══ Material for this task
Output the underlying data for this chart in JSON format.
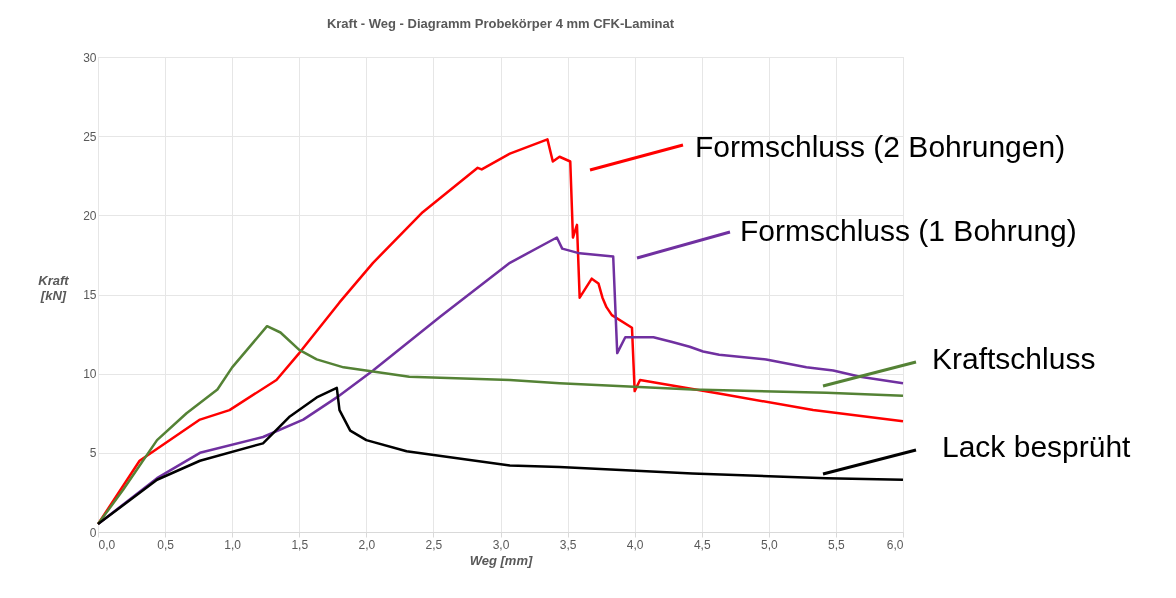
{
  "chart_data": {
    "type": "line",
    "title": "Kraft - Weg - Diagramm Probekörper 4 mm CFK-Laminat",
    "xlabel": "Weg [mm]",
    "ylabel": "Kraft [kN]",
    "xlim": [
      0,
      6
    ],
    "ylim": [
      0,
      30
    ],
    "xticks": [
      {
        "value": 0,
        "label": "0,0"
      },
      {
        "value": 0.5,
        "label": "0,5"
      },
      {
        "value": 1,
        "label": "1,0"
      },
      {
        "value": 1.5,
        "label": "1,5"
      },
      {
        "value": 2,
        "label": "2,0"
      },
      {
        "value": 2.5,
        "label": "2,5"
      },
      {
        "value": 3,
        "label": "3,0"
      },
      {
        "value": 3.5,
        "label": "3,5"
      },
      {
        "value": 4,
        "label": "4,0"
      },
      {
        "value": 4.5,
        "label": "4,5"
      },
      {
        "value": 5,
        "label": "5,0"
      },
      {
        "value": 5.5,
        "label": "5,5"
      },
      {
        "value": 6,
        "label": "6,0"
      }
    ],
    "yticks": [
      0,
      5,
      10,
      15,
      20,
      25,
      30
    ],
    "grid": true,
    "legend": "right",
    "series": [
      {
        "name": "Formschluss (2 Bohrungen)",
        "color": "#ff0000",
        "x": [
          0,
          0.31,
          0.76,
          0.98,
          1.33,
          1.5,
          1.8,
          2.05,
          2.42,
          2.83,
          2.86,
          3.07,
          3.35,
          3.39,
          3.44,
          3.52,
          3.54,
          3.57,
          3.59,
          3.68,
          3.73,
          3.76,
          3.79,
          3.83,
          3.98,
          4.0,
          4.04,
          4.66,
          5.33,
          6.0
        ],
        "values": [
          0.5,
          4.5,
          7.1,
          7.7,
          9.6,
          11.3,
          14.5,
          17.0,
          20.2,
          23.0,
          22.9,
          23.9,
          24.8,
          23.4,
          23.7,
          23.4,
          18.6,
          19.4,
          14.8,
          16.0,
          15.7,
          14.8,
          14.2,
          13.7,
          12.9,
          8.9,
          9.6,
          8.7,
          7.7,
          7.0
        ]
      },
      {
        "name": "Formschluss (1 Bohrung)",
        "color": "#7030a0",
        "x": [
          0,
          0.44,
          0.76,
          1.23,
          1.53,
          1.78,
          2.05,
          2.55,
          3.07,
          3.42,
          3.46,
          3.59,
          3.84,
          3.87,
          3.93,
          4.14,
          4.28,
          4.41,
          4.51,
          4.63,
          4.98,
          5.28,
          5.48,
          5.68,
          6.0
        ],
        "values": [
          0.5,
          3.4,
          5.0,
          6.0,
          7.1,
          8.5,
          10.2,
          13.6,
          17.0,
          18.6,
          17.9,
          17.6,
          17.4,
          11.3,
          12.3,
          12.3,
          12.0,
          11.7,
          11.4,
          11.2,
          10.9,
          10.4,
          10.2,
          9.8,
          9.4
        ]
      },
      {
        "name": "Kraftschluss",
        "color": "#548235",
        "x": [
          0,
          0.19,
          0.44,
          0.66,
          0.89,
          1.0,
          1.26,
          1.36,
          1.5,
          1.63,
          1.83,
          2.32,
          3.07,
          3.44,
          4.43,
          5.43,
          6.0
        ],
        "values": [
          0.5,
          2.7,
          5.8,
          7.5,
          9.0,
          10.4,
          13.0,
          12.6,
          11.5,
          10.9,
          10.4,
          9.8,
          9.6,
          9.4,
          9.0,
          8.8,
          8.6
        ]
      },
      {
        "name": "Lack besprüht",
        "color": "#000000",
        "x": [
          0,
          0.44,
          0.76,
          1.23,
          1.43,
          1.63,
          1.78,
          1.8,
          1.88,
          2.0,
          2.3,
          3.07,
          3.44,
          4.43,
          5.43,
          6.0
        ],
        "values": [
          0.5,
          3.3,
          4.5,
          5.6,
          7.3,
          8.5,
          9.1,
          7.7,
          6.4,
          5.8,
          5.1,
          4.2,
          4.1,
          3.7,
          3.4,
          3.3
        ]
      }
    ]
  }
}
════
- Given instruction
All of the data needs repeating exactly, but the pictures do not.

- Full answer
Output the underlying data for this chart in JSON format.
{
  "chart_data": {
    "type": "line",
    "title": "Kraft - Weg - Diagramm Probekörper 4 mm CFK-Laminat",
    "xlabel": "Weg [mm]",
    "ylabel": "Kraft [kN]",
    "xlim": [
      0,
      6
    ],
    "ylim": [
      0,
      30
    ],
    "xticks": [
      {
        "value": 0,
        "label": "0,0"
      },
      {
        "value": 0.5,
        "label": "0,5"
      },
      {
        "value": 1,
        "label": "1,0"
      },
      {
        "value": 1.5,
        "label": "1,5"
      },
      {
        "value": 2,
        "label": "2,0"
      },
      {
        "value": 2.5,
        "label": "2,5"
      },
      {
        "value": 3,
        "label": "3,0"
      },
      {
        "value": 3.5,
        "label": "3,5"
      },
      {
        "value": 4,
        "label": "4,0"
      },
      {
        "value": 4.5,
        "label": "4,5"
      },
      {
        "value": 5,
        "label": "5,0"
      },
      {
        "value": 5.5,
        "label": "5,5"
      },
      {
        "value": 6,
        "label": "6,0"
      }
    ],
    "yticks": [
      0,
      5,
      10,
      15,
      20,
      25,
      30
    ],
    "grid": true,
    "legend": "right",
    "series": [
      {
        "name": "Formschluss (2 Bohrungen)",
        "color": "#ff0000",
        "x": [
          0,
          0.31,
          0.76,
          0.98,
          1.33,
          1.5,
          1.8,
          2.05,
          2.42,
          2.83,
          2.86,
          3.07,
          3.35,
          3.39,
          3.44,
          3.52,
          3.54,
          3.57,
          3.59,
          3.68,
          3.73,
          3.76,
          3.79,
          3.83,
          3.98,
          4.0,
          4.04,
          4.66,
          5.33,
          6.0
        ],
        "values": [
          0.5,
          4.5,
          7.1,
          7.7,
          9.6,
          11.3,
          14.5,
          17.0,
          20.2,
          23.0,
          22.9,
          23.9,
          24.8,
          23.4,
          23.7,
          23.4,
          18.6,
          19.4,
          14.8,
          16.0,
          15.7,
          14.8,
          14.2,
          13.7,
          12.9,
          8.9,
          9.6,
          8.7,
          7.7,
          7.0
        ]
      },
      {
        "name": "Formschluss (1 Bohrung)",
        "color": "#7030a0",
        "x": [
          0,
          0.44,
          0.76,
          1.23,
          1.53,
          1.78,
          2.05,
          2.55,
          3.07,
          3.42,
          3.46,
          3.59,
          3.84,
          3.87,
          3.93,
          4.14,
          4.28,
          4.41,
          4.51,
          4.63,
          4.98,
          5.28,
          5.48,
          5.68,
          6.0
        ],
        "values": [
          0.5,
          3.4,
          5.0,
          6.0,
          7.1,
          8.5,
          10.2,
          13.6,
          17.0,
          18.6,
          17.9,
          17.6,
          17.4,
          11.3,
          12.3,
          12.3,
          12.0,
          11.7,
          11.4,
          11.2,
          10.9,
          10.4,
          10.2,
          9.8,
          9.4
        ]
      },
      {
        "name": "Kraftschluss",
        "color": "#548235",
        "x": [
          0,
          0.19,
          0.44,
          0.66,
          0.89,
          1.0,
          1.26,
          1.36,
          1.5,
          1.63,
          1.83,
          2.32,
          3.07,
          3.44,
          4.43,
          5.43,
          6.0
        ],
        "values": [
          0.5,
          2.7,
          5.8,
          7.5,
          9.0,
          10.4,
          13.0,
          12.6,
          11.5,
          10.9,
          10.4,
          9.8,
          9.6,
          9.4,
          9.0,
          8.8,
          8.6
        ]
      },
      {
        "name": "Lack besprüht",
        "color": "#000000",
        "x": [
          0,
          0.44,
          0.76,
          1.23,
          1.43,
          1.63,
          1.78,
          1.8,
          1.88,
          2.0,
          2.3,
          3.07,
          3.44,
          4.43,
          5.43,
          6.0
        ],
        "values": [
          0.5,
          3.3,
          4.5,
          5.6,
          7.3,
          8.5,
          9.1,
          7.7,
          6.4,
          5.8,
          5.1,
          4.2,
          4.1,
          3.7,
          3.4,
          3.3
        ]
      }
    ]
  }
}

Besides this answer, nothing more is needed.